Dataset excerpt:
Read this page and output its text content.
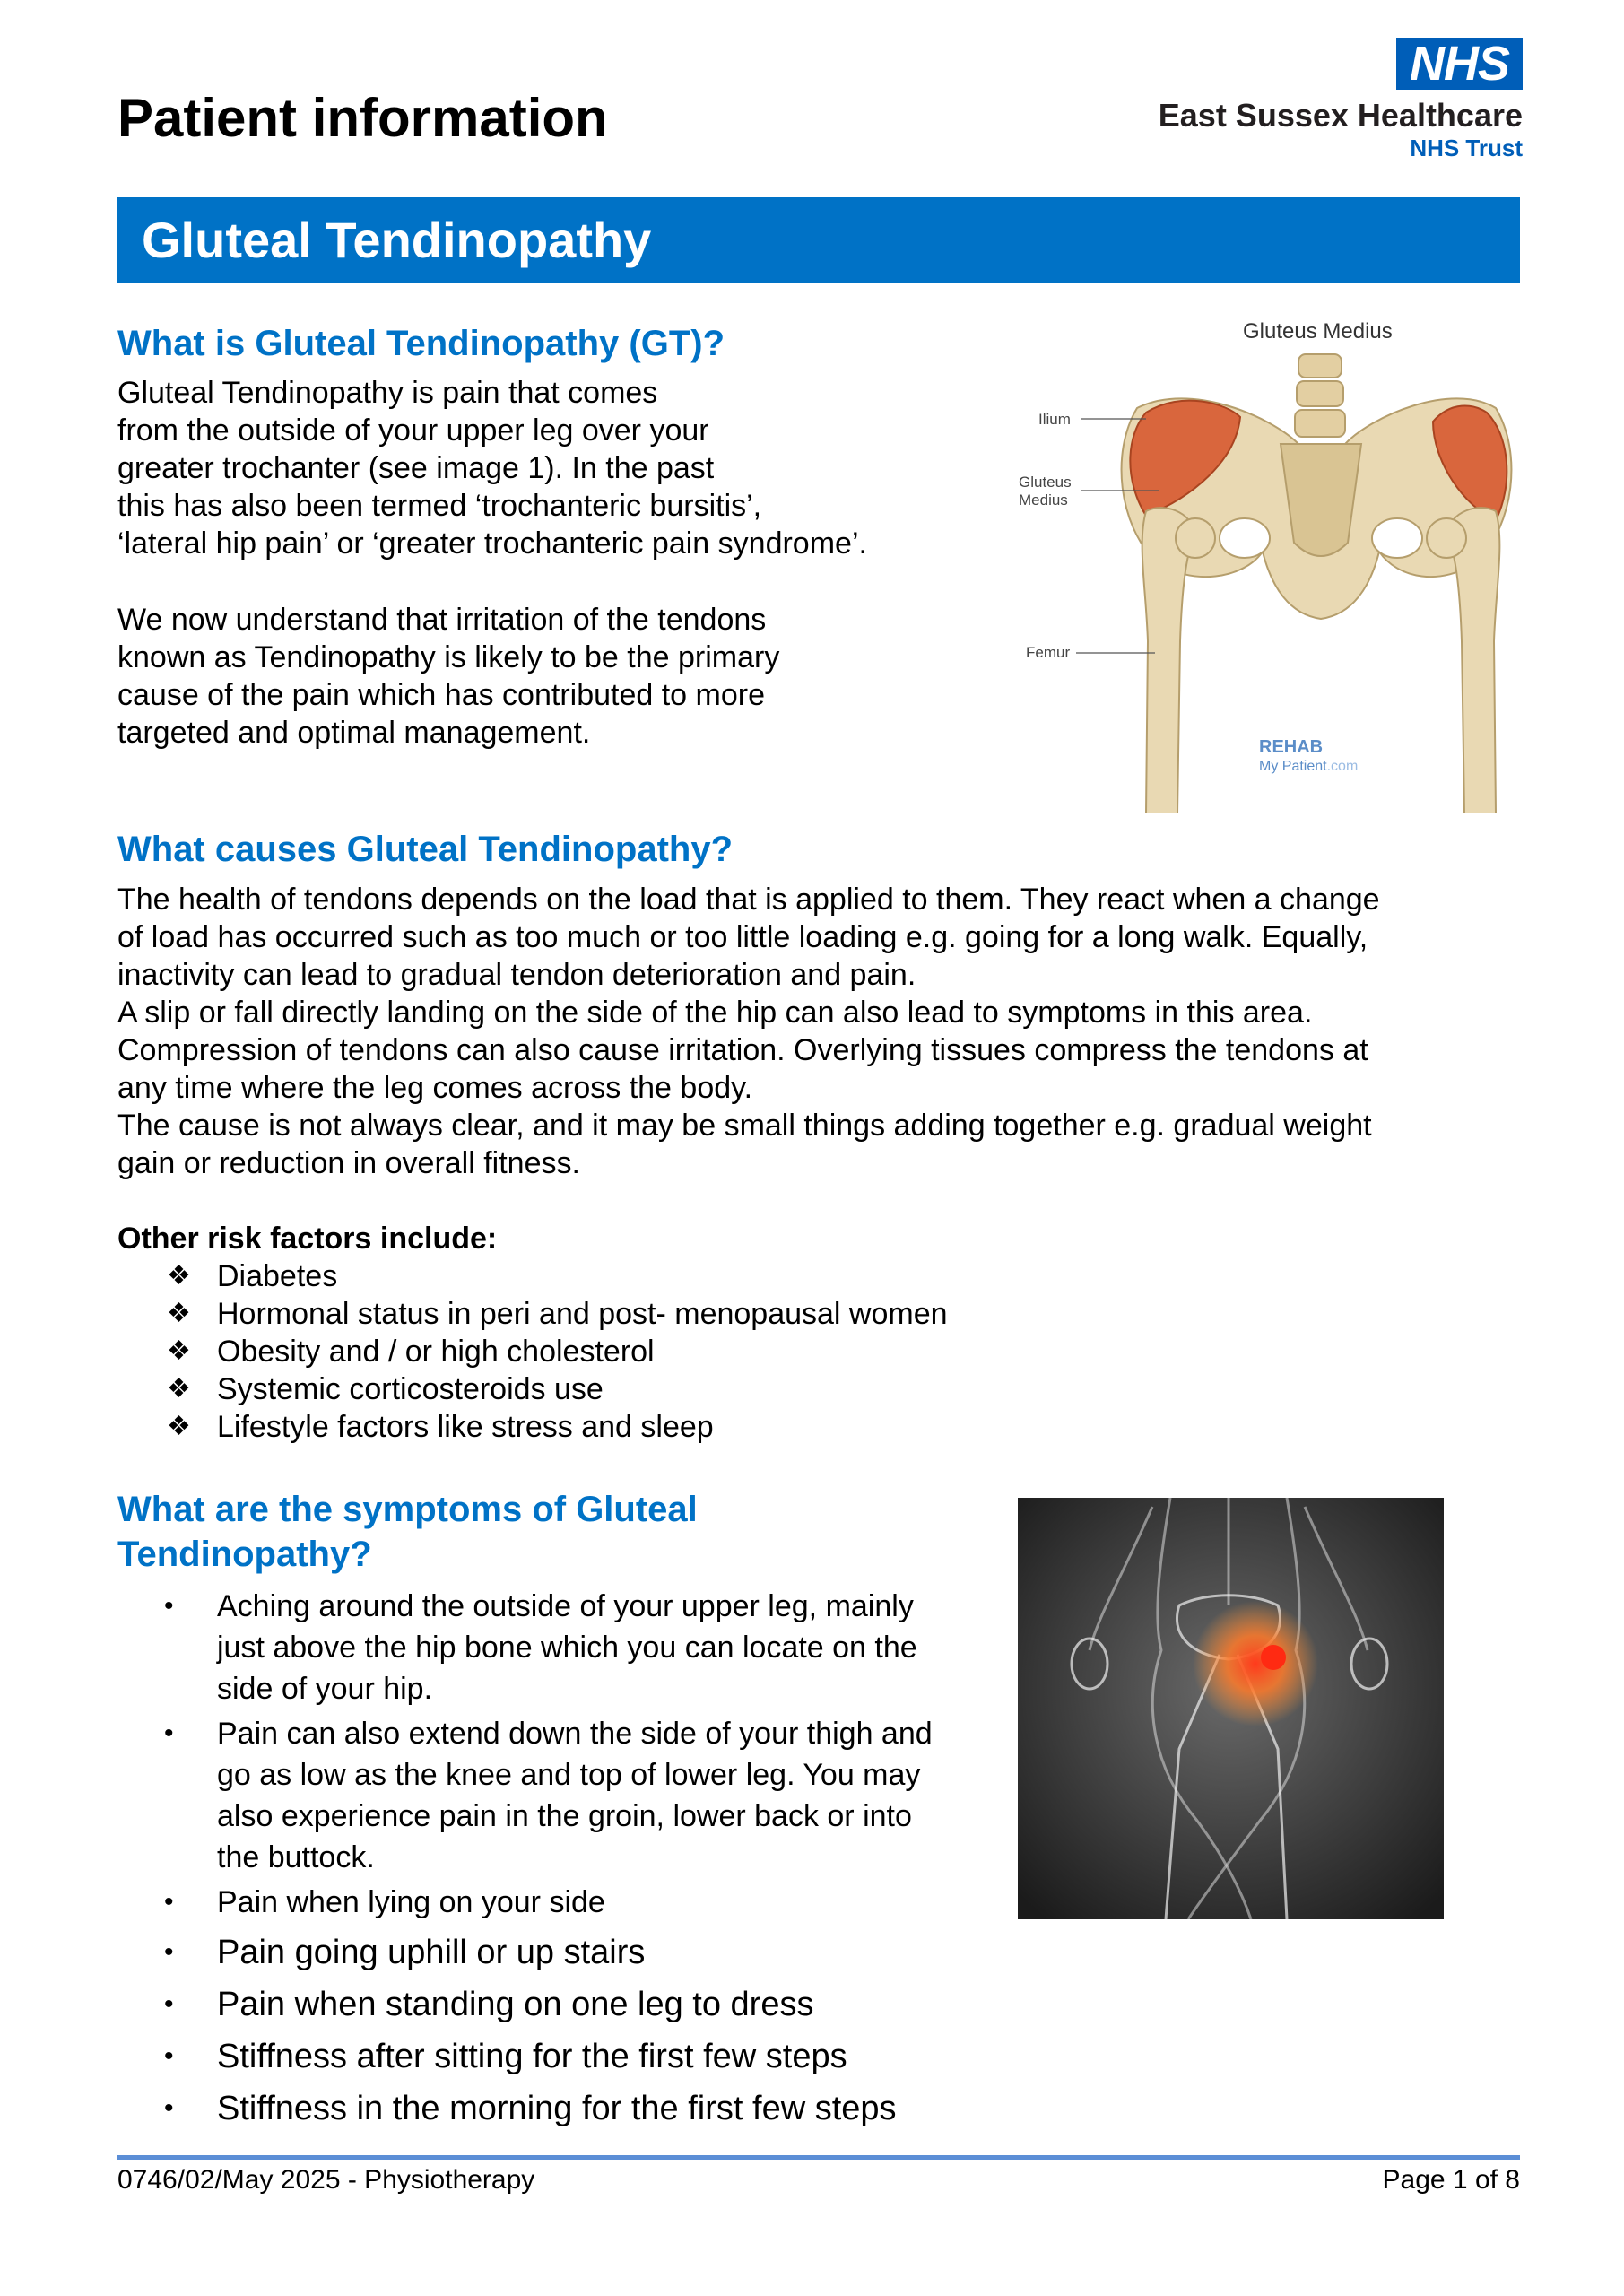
Patient information
NHS
East Sussex Healthcare
NHS Trust
Gluteal Tendinopathy
What is Gluteal Tendinopathy (GT)?
Gluteal Tendinopathy is pain that comes
from the outside of your upper leg over your
greater trochanter (see image 1). In the past
this has also been termed ‘trochanteric bursitis’,
‘lateral hip pain’ or ‘greater trochanteric pain syndrome’.
We now understand that irritation of the tendons
known as Tendinopathy is likely to be the primary
cause of the pain which has contributed to more
targeted and optimal management.
Gluteus Medius
Ilium
Gluteus
Medius
Femur
REHAB
My Patient.com
What causes Gluteal Tendinopathy?
The health of tendons depends on the load that is applied to them. They react when a change
of load has occurred such as too much or too little loading e.g. going for a long walk. Equally,
inactivity can lead to gradual tendon deterioration and pain.
A slip or fall directly landing on the side of the hip can also lead to symptoms in this area.
Compression of tendons can also cause irritation. Overlying tissues compress the tendons at
any time where the leg comes across the body.
The cause is not always clear, and it may be small things adding together e.g. gradual weight
gain or reduction in overall fitness.
Other risk factors include:
❖ Diabetes
❖ Hormonal status in peri and post- menopausal women
❖ Obesity and / or high cholesterol
❖ Systemic corticosteroids use
❖ Lifestyle factors like stress and sleep
What are the symptoms of Gluteal
Tendinopathy?
• Aching around the outside of your upper leg, mainly
just above the hip bone which you can locate on the
side of your hip.
• Pain can also extend down the side of your thigh and
go as low as the knee and top of lower leg. You may
also experience pain in the groin, lower back or into
the buttock.
• Pain when lying on your side
• Pain going uphill or up stairs
• Pain when standing on one leg to dress
• Stiffness after sitting for the first few steps
• Stiffness in the morning for the first few steps
0746/02/May 2025 - Physiotherapy	Page 1 of 8
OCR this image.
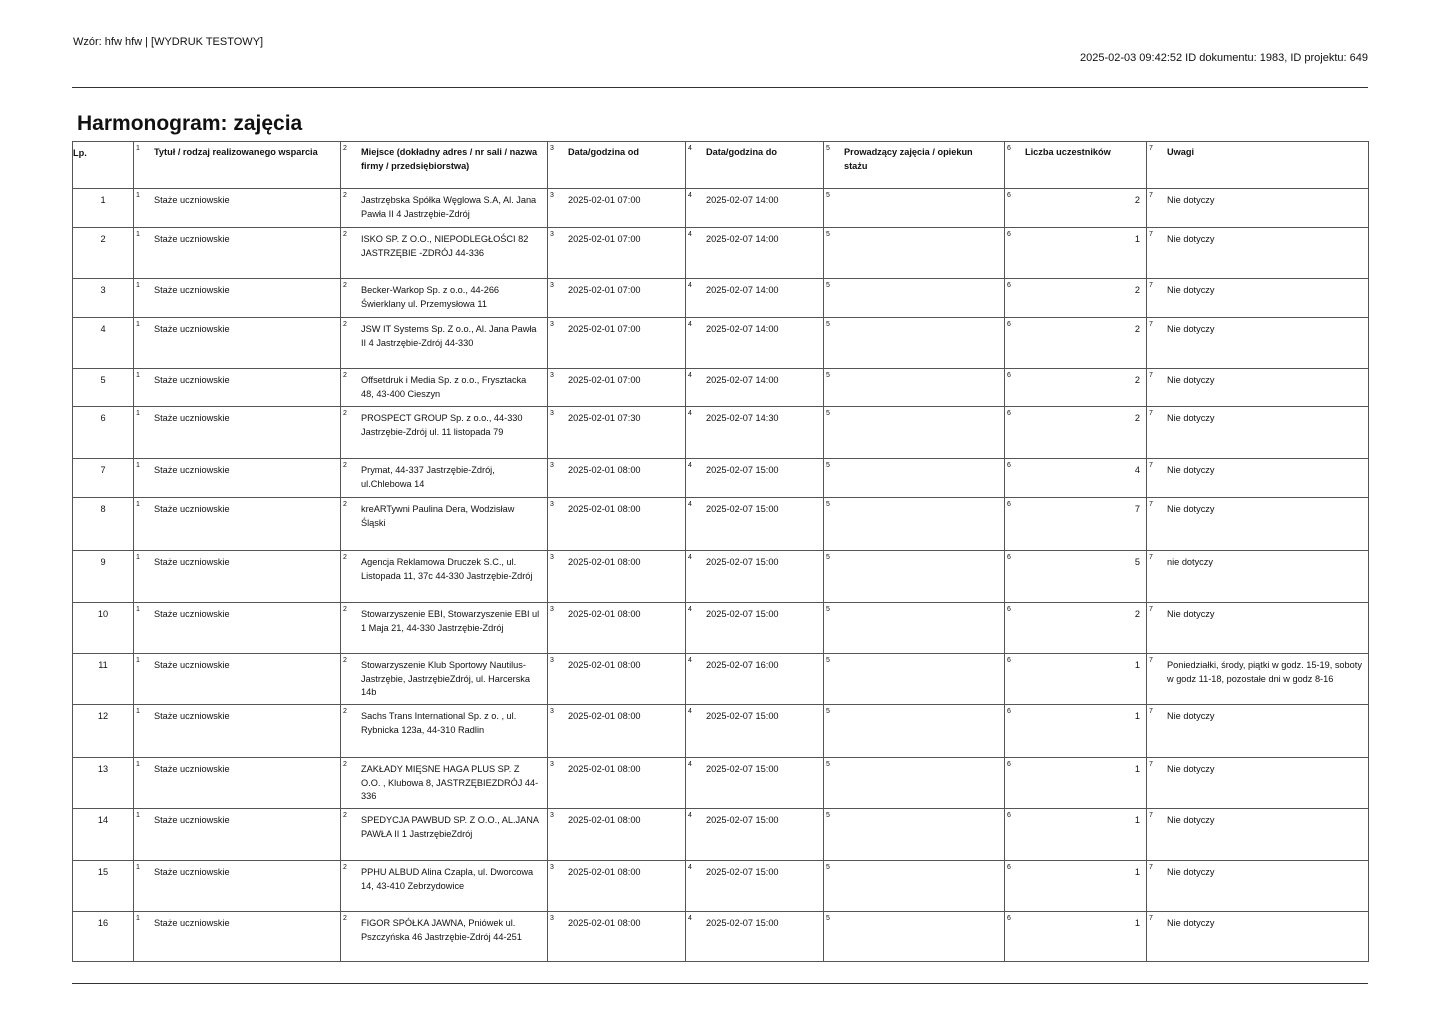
Wzór: hfw hfw | [WYDRUK TESTOWY]
2025-02-03 09:42:52 ID dokumentu: 1983, ID projektu: 649
Harmonogram: zajęcia
Lp.	1 Tytuł / rodzaj realizowanego wsparcia	2 Miejsce (dokładny adres / nr sali / nazwa firmy / przedsiębiorstwa)	3 Data/godzina od	4 Data/godzina do	5 Prowadzący zajęcia / opiekun stażu	6 Liczba uczestników	7 Uwagi

1	1 Staże uczniowskie	2 Jastrzębska Spółka Węglowa S.A, Al. Jana Pawła II 4 Jastrzębie-Zdrój	3 2025-02-01 07:00	4 2025-02-07 14:00	5	6 2	7 Nie dotyczy

2	1 Staże uczniowskie	2 ISKO SP. Z O.O., NIEPODLEGŁOŚCI 82 JASTRZĘBIE -ZDRÓJ 44-336	3 2025-02-01 07:00	4 2025-02-07 14:00	5	6 1	7 Nie dotyczy

3	1 Staże uczniowskie	2 Becker-Warkop Sp. z o.o., 44-266 Świerklany ul. Przemysłowa 11	3 2025-02-01 07:00	4 2025-02-07 14:00	5	6 2	7 Nie dotyczy

4	1 Staże uczniowskie	2 JSW IT Systems Sp. Z o.o., Al. Jana Pawła II 4 Jastrzębie-Zdrój 44-330	3 2025-02-01 07:00	4 2025-02-07 14:00	5	6 2	7 Nie dotyczy

5	1 Staże uczniowskie	2 Offsetdruk i Media Sp. z o.o., Frysztacka 48, 43-400 Cieszyn	3 2025-02-01 07:00	4 2025-02-07 14:00	5	6 2	7 Nie dotyczy

6	1 Staże uczniowskie	2 PROSPECT GROUP Sp. z o.o., 44-330 Jastrzębie-Zdrój ul. 11 listopada 79	3 2025-02-01 07:30	4 2025-02-07 14:30	5	6 2	7 Nie dotyczy

7	1 Staże uczniowskie	2 Prymat, 44-337 Jastrzębie-Zdrój, ul.Chlebowa 14	3 2025-02-01 08:00	4 2025-02-07 15:00	5	6 4	7 Nie dotyczy

8	1 Staże uczniowskie	2 kreARTywni Paulina Dera, Wodzisław Śląski	3 2025-02-01 08:00	4 2025-02-07 15:00	5	6 7	7 Nie dotyczy

9	1 Staże uczniowskie	2 Agencja Reklamowa Druczek S.C., ul. Listopada 11, 37c 44-330 Jastrzębie-Zdrój	3 2025-02-01 08:00	4 2025-02-07 15:00	5	6 5	7 nie dotyczy

10	1 Staże uczniowskie	2 Stowarzyszenie EBI, Stowarzyszenie EBI ul 1 Maja 21, 44-330 Jastrzębie-Zdrój	3 2025-02-01 08:00	4 2025-02-07 15:00	5	6 2	7 Nie dotyczy

11	1 Staże uczniowskie	2 Stowarzyszenie Klub Sportowy Nautilus-Jastrzębie, JastrzębieZdrój, ul. Harcerska 14b	3 2025-02-01 08:00	4 2025-02-07 16:00	5	6 1	7 Poniedziałki, środy, piątki w godz. 15-19, soboty w godz 11-18, pozostałe dni w godz 8-16

12	1 Staże uczniowskie	2 Sachs Trans International Sp. z o. , ul. Rybnicka 123a, 44-310 Radlin	3 2025-02-01 08:00	4 2025-02-07 15:00	5	6 1	7 Nie dotyczy

13	1 Staże uczniowskie	2 ZAKŁADY MIĘSNE HAGA PLUS SP. Z O.O. , Klubowa 8, JASTRZĘBIEZDRÓJ 44-336	3 2025-02-01 08:00	4 2025-02-07 15:00	5	6 1	7 Nie dotyczy

14	1 Staże uczniowskie	2 SPEDYCJA PAWBUD SP. Z O.O., AL.JANA PAWŁA II 1 JastrzębieZdrój	3 2025-02-01 08:00	4 2025-02-07 15:00	5	6 1	7 Nie dotyczy

15	1 Staże uczniowskie	2 PPHU ALBUD Alina Czapla, ul. Dworcowa 14, 43-410 Zebrzydowice	3 2025-02-01 08:00	4 2025-02-07 15:00	5	6 1	7 Nie dotyczy

16	1 Staże uczniowskie	2 FIGOR SPÓŁKA JAWNA, Pniówek ul. Pszczyńska 46 Jastrzębie-Zdrój 44-251	3 2025-02-01 08:00	4 2025-02-07 15:00	5	6 1	7 Nie dotyczy
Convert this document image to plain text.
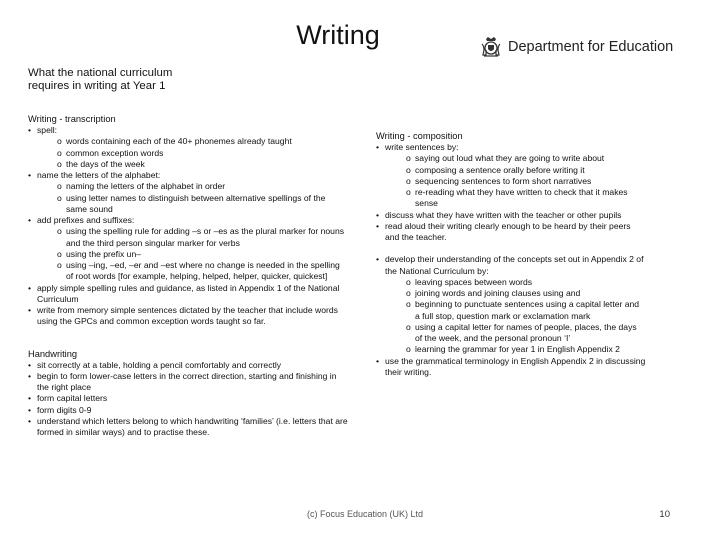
Writing	Department for Education
What the national curriculum
requires in writing at Year 1

Writing - transcription

• spell:

o words containing each of the 40+ phonemes already taught

o common exception words

o the days of the week

• name the letters of the alphabet:

o naming the letters of the alphabet in order

o using letter names to distinguish between alternative spellings of the same sound

• add prefixes and suffixes:

o using the spelling rule for adding –s or –es as the plural marker for nouns and the third person singular marker for verbs

o using the prefix un–

o using –ing, –ed, –er and –est where no change is needed in the spelling of root words [for example, helping, helped, helper, quicker, quickest]

• apply simple spelling rules and guidance, as listed in Appendix 1 of the National Curriculum

• write from memory simple sentences dictated by the teacher that include words using the GPCs and common exception words taught so far.

Handwriting

• sit correctly at a table, holding a pencil comfortably and correctly

• begin to form lower-case letters in the correct direction, starting and finishing in the right place

• form capital letters

• form digits 0-9

• understand which letters belong to which handwriting ‘families’ (i.e. letters that are formed in similar ways) and to practise these.

Writing - composition

• write sentences by:

o saying out loud what they are going to write about

o composing a sentence orally before writing it

o sequencing sentences to form short narratives

o re-reading what they have written to check that it makes sense

• discuss what they have written with the teacher or other pupils

• read aloud their writing clearly enough to be heard by their peers and the teacher.

• develop their understanding of the concepts set out in Appendix 2 of the National Curriculum by:

o leaving spaces between words

o joining words and joining clauses using and

o beginning to punctuate sentences using a capital letter and a full stop, question mark or exclamation mark

o using a capital letter for names of people, places, the days of the week, and the personal pronoun ‘I’

o learning the grammar for year 1 in English Appendix 2

• use the grammatical terminology in English Appendix 2 in discussing their writing.

(c) Focus Education (UK) Ltd	10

SET EXERCISE:
The answer is the number of lines in the preceding material that hold "their"; write that number and nothing else.

WORKED ANSWER:
3